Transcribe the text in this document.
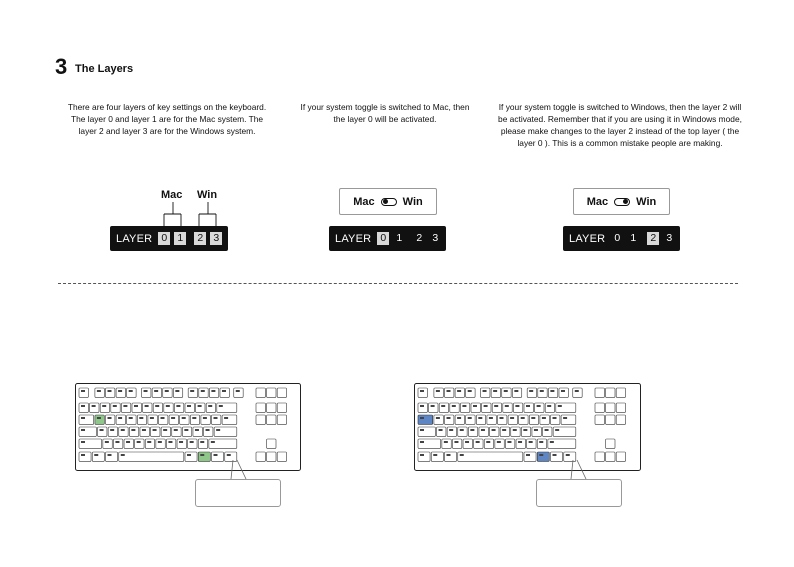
3 The Layers
There are four layers of key settings on the keyboard. The layer 0 and layer 1 are for the Mac system. The layer 2 and layer 3 are for the Windows system.
If your system toggle is switched to Mac, then the layer 0 will be activated.
If your system toggle is switched to Windows, then the layer 2 will be activated. Remember that if you are using it in Windows mode, please make changes to the layer 2 instead of the top layer ( the layer 0 ). This is a common mistake people are making.
Mac Win
LAYER 0 1 2 3
Mac	Win
LAYER 0 1 2 3
Mac	Win
LAYER 0 1 2 3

* WHAT YOU HAVE TO DO:
Copy all the entries word for word. Omit any pictures.

* ANSWER TO THIS PROBLEM:
Transcribe the text in this document.
3 The Layers
There are four layers of key settings on the keyboard. The layer 0 and layer 1 are for the Mac system. The layer 2 and layer 3 are for the Windows system.
If your system toggle is switched to Mac, then the layer 0 will be activated.
If your system toggle is switched to Windows, then the layer 2 will be activated. Remember that if you are using it in Windows mode, please make changes to the layer 2 instead of the top layer ( the layer 0 ). This is a common mistake people are making.
Mac Win
LAYER 0 1 2 3
Mac	Win
LAYER 0 1 2 3
Mac	Win
LAYER 0 1 2 3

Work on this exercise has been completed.